> _DIRECTIVE_: Write out the records that appear below, verbatim and complete, but without pictures.

> _DATA SHOWN_:
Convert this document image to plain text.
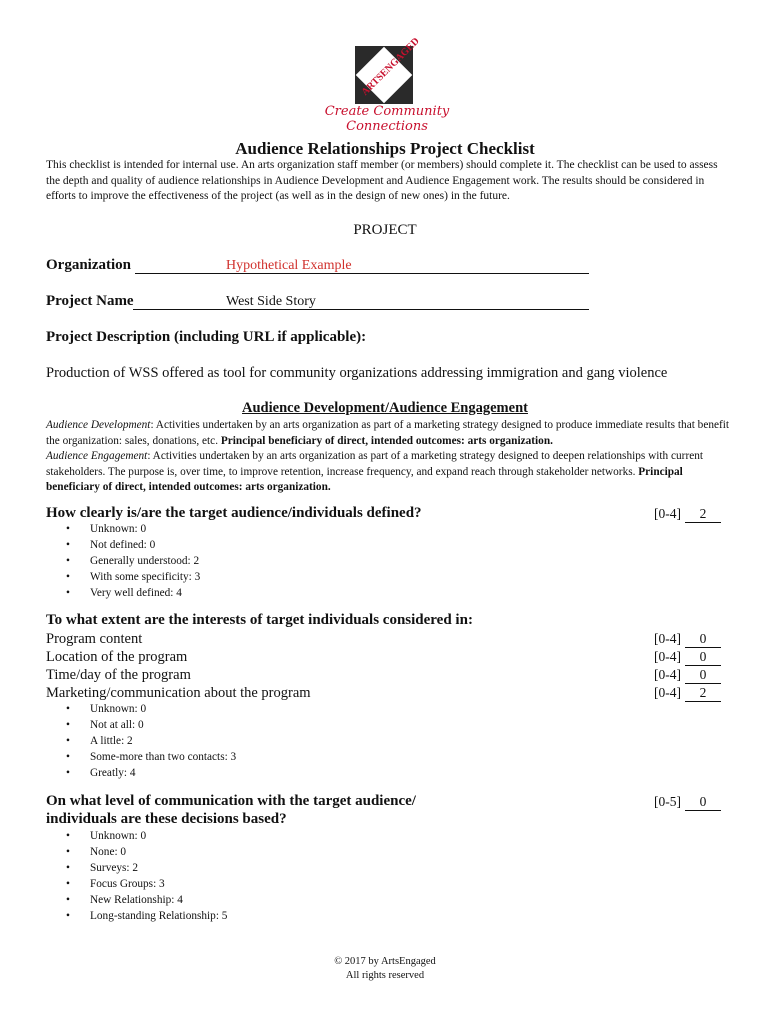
ARTSENGAGED
Create Community Connections
Audience Relationships Project Checklist
This checklist is intended for internal use. An arts organization staff member (or members) should complete it. The checklist can be used to assess the depth and quality of audience relationships in Audience Development and Audience Engagement work. The results should be considered in efforts to improve the effectiveness of the project (as well as in the design of new ones) in the future.
PROJECT
Organization	Hypothetical Example
Project Name	West Side Story
Project Description (including URL if applicable):
Production of WSS offered as tool for community organizations addressing immigration and gang violence
Audience Development/Audience Engagement
Audience Development: Activities undertaken by an arts organization as part of a marketing strategy designed to produce immediate results that benefit the organization: sales, donations, etc. Principal beneficiary of direct, intended outcomes: arts organization.
Audience Engagement: Activities undertaken by an arts organization as part of a marketing strategy designed to deepen relationships with current stakeholders. The purpose is, over time, to improve retention, increase frequency, and expand reach through stakeholder networks. Principal beneficiary of direct, intended outcomes: arts organization.
How clearly is/are the target audience/individuals defined?	[0-4] 2
• Unknown: 0
• Not defined: 0
• Generally understood: 2
• With some specificity: 3
• Very well defined: 4
To what extent are the interests of target individuals considered in:
Program content	[0-4] 0
Location of the program	[0-4] 0
Time/day of the program	[0-4] 0
Marketing/communication about the program	[0-4] 2
• Unknown: 0
• Not at all: 0
• A little: 2
• Some-more than two contacts: 3
• Greatly: 4
On what level of communication with the target audience/
individuals are these decisions based?
[0-5] 0
• Unknown: 0
• None: 0
• Surveys: 2
• Focus Groups: 3
• New Relationship: 4
• Long-standing Relationship: 5
© 2017 by ArtsEngaged
All rights reserved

> _RESULT_:
Convert this document image to plain text.
ARTSENGAGED
Create Community Connections
Audience Relationships Project Checklist
This checklist is intended for internal use. An arts organization staff member (or members) should complete it. The checklist can be used to assess the depth and quality of audience relationships in Audience Development and Audience Engagement work. The results should be considered in efforts to improve the effectiveness of the project (as well as in the design of new ones) in the future.
PROJECT
Organization	Hypothetical Example
Project Name	West Side Story
Project Description (including URL if applicable):
Production of WSS offered as tool for community organizations addressing immigration and gang violence
Audience Development/Audience Engagement
Audience Development: Activities undertaken by an arts organization as part of a marketing strategy designed to produce immediate results that benefit the organization: sales, donations, etc. Principal beneficiary of direct, intended outcomes: arts organization.
Audience Engagement: Activities undertaken by an arts organization as part of a marketing strategy designed to deepen relationships with current stakeholders. The purpose is, over time, to improve retention, increase frequency, and expand reach through stakeholder networks. Principal beneficiary of direct, intended outcomes: arts organization.
How clearly is/are the target audience/individuals defined?	[0-4] 2
• Unknown: 0
• Not defined: 0
• Generally understood: 2
• With some specificity: 3
• Very well defined: 4
To what extent are the interests of target individuals considered in:
Program content	[0-4] 0
Location of the program	[0-4] 0
Time/day of the program	[0-4] 0
Marketing/communication about the program	[0-4] 2
• Unknown: 0
• Not at all: 0
• A little: 2
• Some-more than two contacts: 3
• Greatly: 4
On what level of communication with the target audience/
individuals are these decisions based?
[0-5] 0
• Unknown: 0
• None: 0
• Surveys: 2
• Focus Groups: 3
• New Relationship: 4
• Long-standing Relationship: 5
© 2017 by ArtsEngaged
All rights reserved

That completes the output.